*Figure collection entries*:
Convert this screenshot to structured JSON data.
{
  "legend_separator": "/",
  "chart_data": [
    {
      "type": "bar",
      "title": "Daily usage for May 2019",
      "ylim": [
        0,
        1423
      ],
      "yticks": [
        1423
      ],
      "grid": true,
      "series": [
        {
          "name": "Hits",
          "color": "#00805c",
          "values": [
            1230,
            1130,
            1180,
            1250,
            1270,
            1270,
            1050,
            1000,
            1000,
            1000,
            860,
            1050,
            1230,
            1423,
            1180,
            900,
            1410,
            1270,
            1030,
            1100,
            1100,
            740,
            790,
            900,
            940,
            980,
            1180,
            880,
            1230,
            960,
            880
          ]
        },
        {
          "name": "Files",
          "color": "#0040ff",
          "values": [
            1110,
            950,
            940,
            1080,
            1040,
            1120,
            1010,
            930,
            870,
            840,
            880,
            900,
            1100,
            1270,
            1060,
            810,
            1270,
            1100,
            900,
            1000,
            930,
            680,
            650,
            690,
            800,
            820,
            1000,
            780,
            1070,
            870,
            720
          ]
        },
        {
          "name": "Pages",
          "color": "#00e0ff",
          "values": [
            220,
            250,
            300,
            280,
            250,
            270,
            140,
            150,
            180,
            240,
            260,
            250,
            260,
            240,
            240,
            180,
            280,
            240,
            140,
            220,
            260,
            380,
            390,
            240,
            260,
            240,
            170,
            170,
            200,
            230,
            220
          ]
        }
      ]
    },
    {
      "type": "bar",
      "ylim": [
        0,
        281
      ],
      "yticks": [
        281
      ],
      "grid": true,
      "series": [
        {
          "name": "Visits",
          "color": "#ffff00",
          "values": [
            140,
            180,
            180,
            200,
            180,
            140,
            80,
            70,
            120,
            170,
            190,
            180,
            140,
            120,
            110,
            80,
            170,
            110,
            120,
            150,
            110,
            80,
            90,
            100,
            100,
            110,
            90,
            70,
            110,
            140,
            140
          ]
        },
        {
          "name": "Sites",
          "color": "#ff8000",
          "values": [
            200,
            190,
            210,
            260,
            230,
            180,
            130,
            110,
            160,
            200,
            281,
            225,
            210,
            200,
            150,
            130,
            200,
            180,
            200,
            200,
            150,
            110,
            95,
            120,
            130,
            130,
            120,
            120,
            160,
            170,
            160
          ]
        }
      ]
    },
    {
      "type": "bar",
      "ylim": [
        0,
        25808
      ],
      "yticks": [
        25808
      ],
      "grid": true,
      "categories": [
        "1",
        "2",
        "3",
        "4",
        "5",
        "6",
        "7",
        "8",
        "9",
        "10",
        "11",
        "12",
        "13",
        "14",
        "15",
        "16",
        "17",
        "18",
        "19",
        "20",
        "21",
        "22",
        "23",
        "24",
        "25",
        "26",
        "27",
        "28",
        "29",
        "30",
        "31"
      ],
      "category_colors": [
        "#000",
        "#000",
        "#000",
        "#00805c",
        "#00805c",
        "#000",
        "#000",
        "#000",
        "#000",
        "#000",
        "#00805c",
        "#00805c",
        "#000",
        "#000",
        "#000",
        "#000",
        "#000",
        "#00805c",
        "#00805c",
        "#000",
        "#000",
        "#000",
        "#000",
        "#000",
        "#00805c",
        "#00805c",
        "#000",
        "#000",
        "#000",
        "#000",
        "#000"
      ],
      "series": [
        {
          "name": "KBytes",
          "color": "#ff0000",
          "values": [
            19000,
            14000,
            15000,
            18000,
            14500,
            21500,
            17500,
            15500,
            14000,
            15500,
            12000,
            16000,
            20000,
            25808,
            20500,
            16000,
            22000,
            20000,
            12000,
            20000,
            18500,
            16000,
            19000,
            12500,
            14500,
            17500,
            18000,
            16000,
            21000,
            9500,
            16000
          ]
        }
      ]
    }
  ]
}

*Required task*: Each record should come back exactly as written.

*Task result*:
Convert this screenshot to structured JSON data.
{
  "legend_separator": "/",
  "chart_data": [
    {
      "type": "bar",
      "title": "Daily usage for May 2019",
      "ylim": [
        0,
        1423
      ],
      "yticks": [
        1423
      ],
      "grid": true,
      "series": [
        {
          "name": "Hits",
          "color": "#00805c",
          "values": [
            1230,
            1130,
            1180,
            1250,
            1270,
            1270,
            1050,
            1000,
            1000,
            1000,
            860,
            1050,
            1230,
            1423,
            1180,
            900,
            1410,
            1270,
            1030,
            1100,
            1100,
            740,
            790,
            900,
            940,
            980,
            1180,
            880,
            1230,
            960,
            880
          ]
        },
        {
          "name": "Files",
          "color": "#0040ff",
          "values": [
            1110,
            950,
            940,
            1080,
            1040,
            1120,
            1010,
            930,
            870,
            840,
            880,
            900,
            1100,
            1270,
            1060,
            810,
            1270,
            1100,
            900,
            1000,
            930,
            680,
            650,
            690,
            800,
            820,
            1000,
            780,
            1070,
            870,
            720
          ]
        },
        {
          "name": "Pages",
          "color": "#00e0ff",
          "values": [
            220,
            250,
            300,
            280,
            250,
            270,
            140,
            150,
            180,
            240,
            260,
            250,
            260,
            240,
            240,
            180,
            280,
            240,
            140,
            220,
            260,
            380,
            390,
            240,
            260,
            240,
            170,
            170,
            200,
            230,
            220
          ]
        }
      ]
    },
    {
      "type": "bar",
      "ylim": [
        0,
        281
      ],
      "yticks": [
        281
      ],
      "grid": true,
      "series": [
        {
          "name": "Visits",
          "color": "#ffff00",
          "values": [
            140,
            180,
            180,
            200,
            180,
            140,
            80,
            70,
            120,
            170,
            190,
            180,
            140,
            120,
            110,
            80,
            170,
            110,
            120,
            150,
            110,
            80,
            90,
            100,
            100,
            110,
            90,
            70,
            110,
            140,
            140
          ]
        },
        {
          "name": "Sites",
          "color": "#ff8000",
          "values": [
            200,
            190,
            210,
            260,
            230,
            180,
            130,
            110,
            160,
            200,
            281,
            225,
            210,
            200,
            150,
            130,
            200,
            180,
            200,
            200,
            150,
            110,
            95,
            120,
            130,
            130,
            120,
            120,
            160,
            170,
            160
          ]
        }
      ]
    },
    {
      "type": "bar",
      "ylim": [
        0,
        25808
      ],
      "yticks": [
        25808
      ],
      "grid": true,
      "categories": [
        "1",
        "2",
        "3",
        "4",
        "5",
        "6",
        "7",
        "8",
        "9",
        "10",
        "11",
        "12",
        "13",
        "14",
        "15",
        "16",
        "17",
        "18",
        "19",
        "20",
        "21",
        "22",
        "23",
        "24",
        "25",
        "26",
        "27",
        "28",
        "29",
        "30",
        "31"
      ],
      "category_colors": [
        "#000",
        "#000",
        "#000",
        "#00805c",
        "#00805c",
        "#000",
        "#000",
        "#000",
        "#000",
        "#000",
        "#00805c",
        "#00805c",
        "#000",
        "#000",
        "#000",
        "#000",
        "#000",
        "#00805c",
        "#00805c",
        "#000",
        "#000",
        "#000",
        "#000",
        "#000",
        "#00805c",
        "#00805c",
        "#000",
        "#000",
        "#000",
        "#000",
        "#000"
      ],
      "series": [
        {
          "name": "KBytes",
          "color": "#ff0000",
          "values": [
            19000,
            14000,
            15000,
            18000,
            14500,
            21500,
            17500,
            15500,
            14000,
            15500,
            12000,
            16000,
            20000,
            25808,
            20500,
            16000,
            22000,
            20000,
            12000,
            20000,
            18500,
            16000,
            19000,
            12500,
            14500,
            17500,
            18000,
            16000,
            21000,
            9500,
            16000
          ]
        }
      ]
    }
  ]
}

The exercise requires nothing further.